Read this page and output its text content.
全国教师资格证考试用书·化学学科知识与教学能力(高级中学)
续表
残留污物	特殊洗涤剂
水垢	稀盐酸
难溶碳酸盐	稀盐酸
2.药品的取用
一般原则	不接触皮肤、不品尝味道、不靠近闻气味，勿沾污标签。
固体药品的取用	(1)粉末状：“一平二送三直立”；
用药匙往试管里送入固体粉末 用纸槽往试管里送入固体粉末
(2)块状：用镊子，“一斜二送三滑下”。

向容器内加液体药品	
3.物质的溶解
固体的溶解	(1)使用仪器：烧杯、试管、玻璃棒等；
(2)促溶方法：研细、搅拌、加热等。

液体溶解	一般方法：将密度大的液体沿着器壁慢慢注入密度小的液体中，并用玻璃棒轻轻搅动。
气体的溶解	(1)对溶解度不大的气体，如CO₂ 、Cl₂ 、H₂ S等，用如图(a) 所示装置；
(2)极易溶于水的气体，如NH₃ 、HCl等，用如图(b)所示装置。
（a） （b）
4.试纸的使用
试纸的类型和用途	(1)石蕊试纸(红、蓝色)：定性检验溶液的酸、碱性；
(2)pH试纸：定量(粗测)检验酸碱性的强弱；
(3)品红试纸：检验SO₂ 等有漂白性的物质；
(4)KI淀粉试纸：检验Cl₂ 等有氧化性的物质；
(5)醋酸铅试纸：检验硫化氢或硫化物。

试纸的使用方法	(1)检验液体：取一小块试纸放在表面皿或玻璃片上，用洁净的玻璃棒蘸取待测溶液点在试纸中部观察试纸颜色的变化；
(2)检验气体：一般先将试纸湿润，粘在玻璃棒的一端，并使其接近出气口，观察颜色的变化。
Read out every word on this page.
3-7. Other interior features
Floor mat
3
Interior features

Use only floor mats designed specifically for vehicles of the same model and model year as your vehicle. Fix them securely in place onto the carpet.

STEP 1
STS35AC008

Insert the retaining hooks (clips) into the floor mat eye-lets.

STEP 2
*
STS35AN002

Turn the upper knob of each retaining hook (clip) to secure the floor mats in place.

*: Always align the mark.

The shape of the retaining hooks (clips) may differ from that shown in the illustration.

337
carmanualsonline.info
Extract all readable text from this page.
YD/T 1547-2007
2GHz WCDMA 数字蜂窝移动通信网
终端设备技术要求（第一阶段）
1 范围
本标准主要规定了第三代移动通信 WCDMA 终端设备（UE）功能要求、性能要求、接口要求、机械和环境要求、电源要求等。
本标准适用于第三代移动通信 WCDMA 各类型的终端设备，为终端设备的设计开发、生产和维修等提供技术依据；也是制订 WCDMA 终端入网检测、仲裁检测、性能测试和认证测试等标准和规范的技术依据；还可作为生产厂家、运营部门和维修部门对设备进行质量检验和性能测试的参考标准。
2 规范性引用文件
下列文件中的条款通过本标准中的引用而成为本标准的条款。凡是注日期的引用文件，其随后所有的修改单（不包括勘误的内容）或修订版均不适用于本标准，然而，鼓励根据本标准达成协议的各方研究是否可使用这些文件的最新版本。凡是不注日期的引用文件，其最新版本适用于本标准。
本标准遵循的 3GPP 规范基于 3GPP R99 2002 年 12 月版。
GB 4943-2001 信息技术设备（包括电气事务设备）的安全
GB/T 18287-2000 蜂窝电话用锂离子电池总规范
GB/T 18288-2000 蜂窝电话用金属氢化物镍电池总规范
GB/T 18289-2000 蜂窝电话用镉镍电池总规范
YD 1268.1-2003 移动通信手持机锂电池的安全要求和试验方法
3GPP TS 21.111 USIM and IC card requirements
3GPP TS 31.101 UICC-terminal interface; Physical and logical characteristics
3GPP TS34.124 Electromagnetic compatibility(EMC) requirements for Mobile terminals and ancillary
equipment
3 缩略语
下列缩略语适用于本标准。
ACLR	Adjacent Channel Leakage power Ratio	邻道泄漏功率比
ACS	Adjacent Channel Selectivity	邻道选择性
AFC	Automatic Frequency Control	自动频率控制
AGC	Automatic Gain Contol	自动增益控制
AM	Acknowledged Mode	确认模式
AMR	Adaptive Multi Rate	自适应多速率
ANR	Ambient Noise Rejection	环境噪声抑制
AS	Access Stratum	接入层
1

Exercise:
Repeat all of the entries exactly.

Solution for this task:
Read this page and output its text content.
全国教师资格证考试用书·化学学科知识与教学能力(高级中学)
续表
残留污物	特殊洗涤剂
水垢	稀盐酸
难溶碳酸盐	稀盐酸
2.药品的取用
一般原则	不接触皮肤、不品尝味道、不靠近闻气味，勿沾污标签。
固体药品的取用	(1)粉末状：“一平二送三直立”；
用药匙往试管里送入固体粉末 用纸槽往试管里送入固体粉末
(2)块状：用镊子，“一斜二送三滑下”。

向容器内加液体药品	
3.物质的溶解
固体的溶解	(1)使用仪器：烧杯、试管、玻璃棒等；
(2)促溶方法：研细、搅拌、加热等。

液体溶解	一般方法：将密度大的液体沿着器壁慢慢注入密度小的液体中，并用玻璃棒轻轻搅动。
气体的溶解	(1)对溶解度不大的气体，如CO₂ 、Cl₂ 、H₂ S等，用如图(a) 所示装置；
(2)极易溶于水的气体，如NH₃ 、HCl等，用如图(b)所示装置。
（a） （b）
4.试纸的使用
试纸的类型和用途	(1)石蕊试纸(红、蓝色)：定性检验溶液的酸、碱性；
(2)pH试纸：定量(粗测)检验酸碱性的强弱；
(3)品红试纸：检验SO₂ 等有漂白性的物质；
(4)KI淀粉试纸：检验Cl₂ 等有氧化性的物质；
(5)醋酸铅试纸：检验硫化氢或硫化物。

试纸的使用方法	(1)检验液体：取一小块试纸放在表面皿或玻璃片上，用洁净的玻璃棒蘸取待测溶液点在试纸中部观察试纸颜色的变化；
(2)检验气体：一般先将试纸湿润，粘在玻璃棒的一端，并使其接近出气口，观察颜色的变化。
Read out every word on this page.
3-7. Other interior features
Floor mat
3
Interior features

Use only floor mats designed specifically for vehicles of the same model and model year as your vehicle. Fix them securely in place onto the carpet.

STEP 1
STS35AC008

Insert the retaining hooks (clips) into the floor mat eye-lets.

STEP 2
*
STS35AN002

Turn the upper knob of each retaining hook (clip) to secure the floor mats in place.

*: Always align the mark.

The shape of the retaining hooks (clips) may differ from that shown in the illustration.

337
carmanualsonline.info
Extract all readable text from this page.
YD/T 1547-2007
2GHz WCDMA 数字蜂窝移动通信网
终端设备技术要求（第一阶段）
1 范围
本标准主要规定了第三代移动通信 WCDMA 终端设备（UE）功能要求、性能要求、接口要求、机械和环境要求、电源要求等。
本标准适用于第三代移动通信 WCDMA 各类型的终端设备，为终端设备的设计开发、生产和维修等提供技术依据；也是制订 WCDMA 终端入网检测、仲裁检测、性能测试和认证测试等标准和规范的技术依据；还可作为生产厂家、运营部门和维修部门对设备进行质量检验和性能测试的参考标准。
2 规范性引用文件
下列文件中的条款通过本标准中的引用而成为本标准的条款。凡是注日期的引用文件，其随后所有的修改单（不包括勘误的内容）或修订版均不适用于本标准，然而，鼓励根据本标准达成协议的各方研究是否可使用这些文件的最新版本。凡是不注日期的引用文件，其最新版本适用于本标准。
本标准遵循的 3GPP 规范基于 3GPP R99 2002 年 12 月版。
GB 4943-2001 信息技术设备（包括电气事务设备）的安全
GB/T 18287-2000 蜂窝电话用锂离子电池总规范
GB/T 18288-2000 蜂窝电话用金属氢化物镍电池总规范
GB/T 18289-2000 蜂窝电话用镉镍电池总规范
YD 1268.1-2003 移动通信手持机锂电池的安全要求和试验方法
3GPP TS 21.111 USIM and IC card requirements
3GPP TS 31.101 UICC-terminal interface; Physical and logical characteristics
3GPP TS34.124 Electromagnetic compatibility(EMC) requirements for Mobile terminals and ancillary
equipment
3 缩略语
下列缩略语适用于本标准。
ACLR	Adjacent Channel Leakage power Ratio	邻道泄漏功率比
ACS	Adjacent Channel Selectivity	邻道选择性
AFC	Automatic Frequency Control	自动频率控制
AGC	Automatic Gain Contol	自动增益控制
AM	Acknowledged Mode	确认模式
AMR	Adaptive Multi Rate	自适应多速率
ANR	Ambient Noise Rejection	环境噪声抑制
AS	Access Stratum	接入层
1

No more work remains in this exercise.